:: Stated problem ::
For each line below that includes the word "绝大多数昆虫为水生种类", make a copy.

:: Entries ::
- - - -
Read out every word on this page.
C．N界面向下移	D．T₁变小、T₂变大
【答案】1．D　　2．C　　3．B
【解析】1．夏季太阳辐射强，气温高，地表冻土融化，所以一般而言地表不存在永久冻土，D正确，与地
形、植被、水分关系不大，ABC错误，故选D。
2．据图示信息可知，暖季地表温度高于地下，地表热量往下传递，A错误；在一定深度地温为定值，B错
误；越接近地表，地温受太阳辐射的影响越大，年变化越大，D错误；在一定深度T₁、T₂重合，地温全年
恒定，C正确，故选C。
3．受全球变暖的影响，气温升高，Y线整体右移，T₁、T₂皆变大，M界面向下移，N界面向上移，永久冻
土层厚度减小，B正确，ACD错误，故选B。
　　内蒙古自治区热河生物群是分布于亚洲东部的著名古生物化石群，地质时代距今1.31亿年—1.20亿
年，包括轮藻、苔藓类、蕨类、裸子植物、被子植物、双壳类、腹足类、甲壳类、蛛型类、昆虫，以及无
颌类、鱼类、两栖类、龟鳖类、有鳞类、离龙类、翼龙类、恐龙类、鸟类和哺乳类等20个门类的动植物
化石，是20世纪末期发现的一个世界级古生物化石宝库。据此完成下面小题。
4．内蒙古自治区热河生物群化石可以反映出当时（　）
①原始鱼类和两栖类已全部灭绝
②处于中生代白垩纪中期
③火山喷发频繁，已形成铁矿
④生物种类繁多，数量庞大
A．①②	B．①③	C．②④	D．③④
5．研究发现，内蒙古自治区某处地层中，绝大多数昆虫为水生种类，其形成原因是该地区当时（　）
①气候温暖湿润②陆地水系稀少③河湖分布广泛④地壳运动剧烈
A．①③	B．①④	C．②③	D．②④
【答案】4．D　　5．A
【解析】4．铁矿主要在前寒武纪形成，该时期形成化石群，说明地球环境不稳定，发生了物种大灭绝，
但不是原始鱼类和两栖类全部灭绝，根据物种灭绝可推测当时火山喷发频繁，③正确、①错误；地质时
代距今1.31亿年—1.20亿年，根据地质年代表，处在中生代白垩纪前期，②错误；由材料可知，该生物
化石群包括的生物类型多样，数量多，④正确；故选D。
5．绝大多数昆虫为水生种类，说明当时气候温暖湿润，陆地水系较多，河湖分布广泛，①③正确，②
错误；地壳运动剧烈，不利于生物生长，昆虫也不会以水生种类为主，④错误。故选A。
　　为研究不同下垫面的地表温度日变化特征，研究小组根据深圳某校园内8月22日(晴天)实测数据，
- - - -
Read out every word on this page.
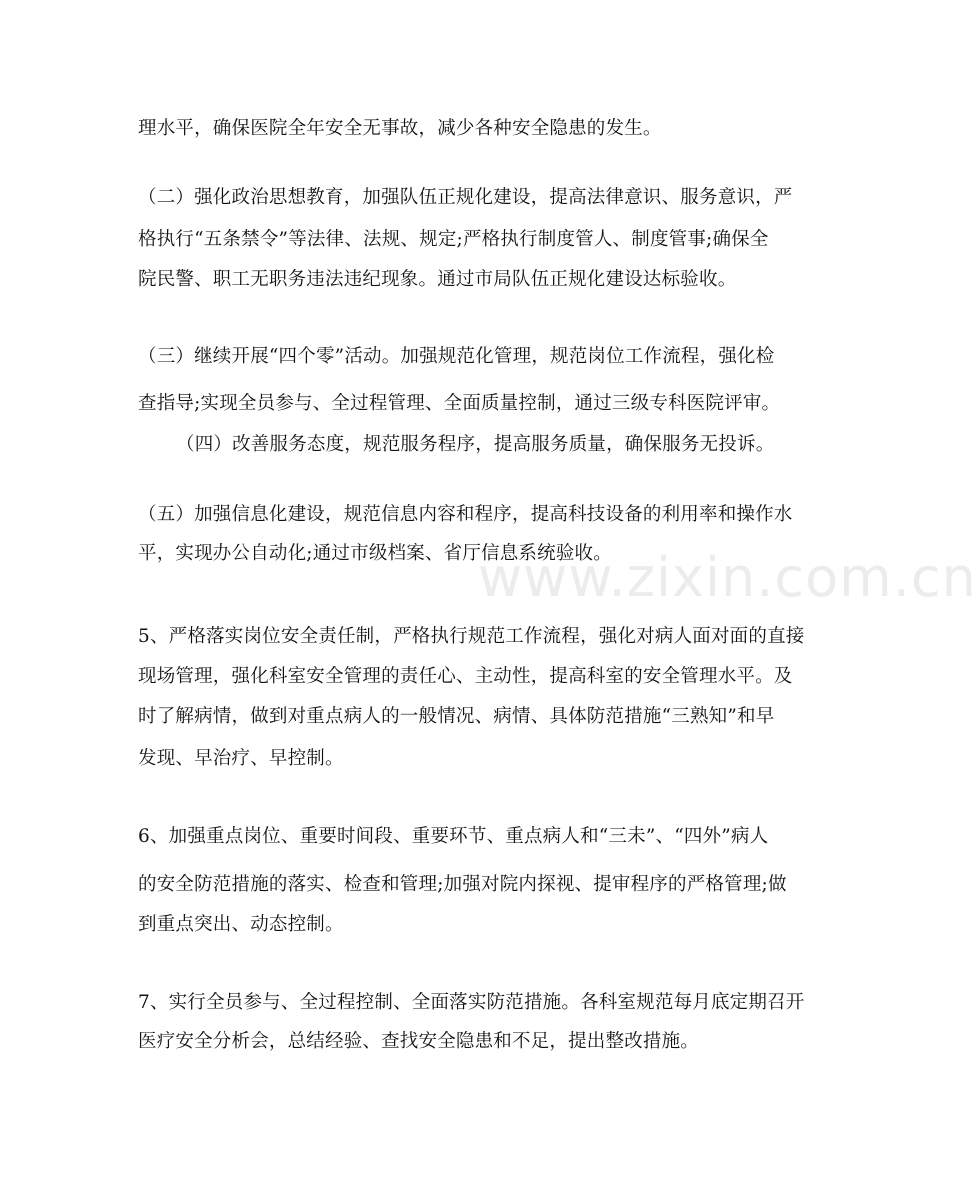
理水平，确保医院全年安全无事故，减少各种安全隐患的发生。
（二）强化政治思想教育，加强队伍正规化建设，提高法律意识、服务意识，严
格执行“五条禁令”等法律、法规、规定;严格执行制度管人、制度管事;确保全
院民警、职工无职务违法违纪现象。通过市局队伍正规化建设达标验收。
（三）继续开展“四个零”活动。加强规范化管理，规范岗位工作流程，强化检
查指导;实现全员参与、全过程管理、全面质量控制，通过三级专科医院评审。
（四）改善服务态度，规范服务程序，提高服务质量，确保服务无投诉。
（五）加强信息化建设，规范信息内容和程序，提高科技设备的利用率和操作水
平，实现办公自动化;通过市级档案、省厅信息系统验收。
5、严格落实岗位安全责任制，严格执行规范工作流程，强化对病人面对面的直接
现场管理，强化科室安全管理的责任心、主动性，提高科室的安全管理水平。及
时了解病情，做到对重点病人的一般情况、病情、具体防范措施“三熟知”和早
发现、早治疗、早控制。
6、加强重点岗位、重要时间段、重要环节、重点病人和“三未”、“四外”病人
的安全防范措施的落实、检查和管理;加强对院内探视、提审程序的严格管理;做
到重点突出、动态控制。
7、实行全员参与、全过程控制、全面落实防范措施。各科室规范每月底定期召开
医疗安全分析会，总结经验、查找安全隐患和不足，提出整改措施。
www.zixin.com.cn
- - - -
:: Exercise result ::
5．研究发现，内蒙古自治区某处地层中，绝大多数昆虫为水生种类，其形成原因是该地区当时（　）
5．绝大多数昆虫为水生种类，说明当时气候温暖湿润，陆地水系较多，河湖分布广泛，①③正确，②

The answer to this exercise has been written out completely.